§ SELECTED EXTRACT
* * * *
Overview

In my data analysis projects, I have worked extensively with date-time conversions to facilitate data cleaning, transformation, and visualization. One such project involved processing Divvy bike-sharing trip data for the year 2019. The dataset contained timestamps in different formats that required standardization for further analysis.

Key Steps in Date-Time Conversion

1. Importing and Cleaning Data

The project began with importing four quarterly datasets using read_csv(). Since column names differed across datasets, I standardized them using rename() from the dplyr package.

Loading required packages
library(here)
## here() starts at C:/Users/oscar
library(janitor)
## 
## Attaching package: 'janitor'
## The following objects are masked from 'package:stats':
## 
##     chisq.test, fisher.test
library(skimr)
library(tidyverse)
## ── Attaching core tidyverse packages ──────────────────────── tidyverse 2.0.0 ──
## ✔ dplyr     1.1.4     ✔ readr     2.1.5
## ✔ forcats   1.0.0     ✔ stringr   1.5.1
## ✔ ggplot2   3.5.1     ✔ tibble    3.2.1
## ✔ lubridate 1.9.3     ✔ tidyr     1.3.1
## ✔ purrr     1.0.2
## ── Conflicts ────────────────────────────────────────── tidyverse_conflicts() ──
## ✖ dplyr::filter() masks stats::filter()
## ✖ dplyr::lag()    masks stats::lag()
## ℹ Use the conflicted package (<http://conflicted.r-lib.org/>) to force all conflicts to become errors
library(dplyr)
Importing data
q1_2019 <- read_csv("Divvy_Trips_2019_Q1.csv")
## Rows: 365069 Columns: 12
## ── Column specification ────────────────────────────────────────────────────────
## Delimiter: ","
## chr  (4): from_station_name, to_station_name, usertype, gender
## dbl  (5): trip_id, bikeid, from_station_id, to_station_id, birthyear
## num  (1): tripduration
## dttm (2): start_time, end_time
## 
## ℹ Use `spec()` to retrieve the full column specification for this data.
* * * *
§ GIVEN EXERCISE 1
In the Divvy date-time write-up, which dplyr function was used to standardize the differing column names?
§ GIVEN EXERCISE 2
Reproduce everything in the Divvy date-time write-up from "Loading required packages" down to "library(skimr)".

§ DATA BLOCK
* * * *
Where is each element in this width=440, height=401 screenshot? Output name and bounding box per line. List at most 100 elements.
* * * *
§ RIGHT ANSWER 1
rename()

§ RIGHT ANSWER 2
Loading required packages
library(here)
## here() starts at C:/Users/oscar
library(janitor)
## 
## Attaching package: 'janitor'
## The following objects are masked from 'package:stats':
## 
##     chisq.test, fisher.test
library(skimr)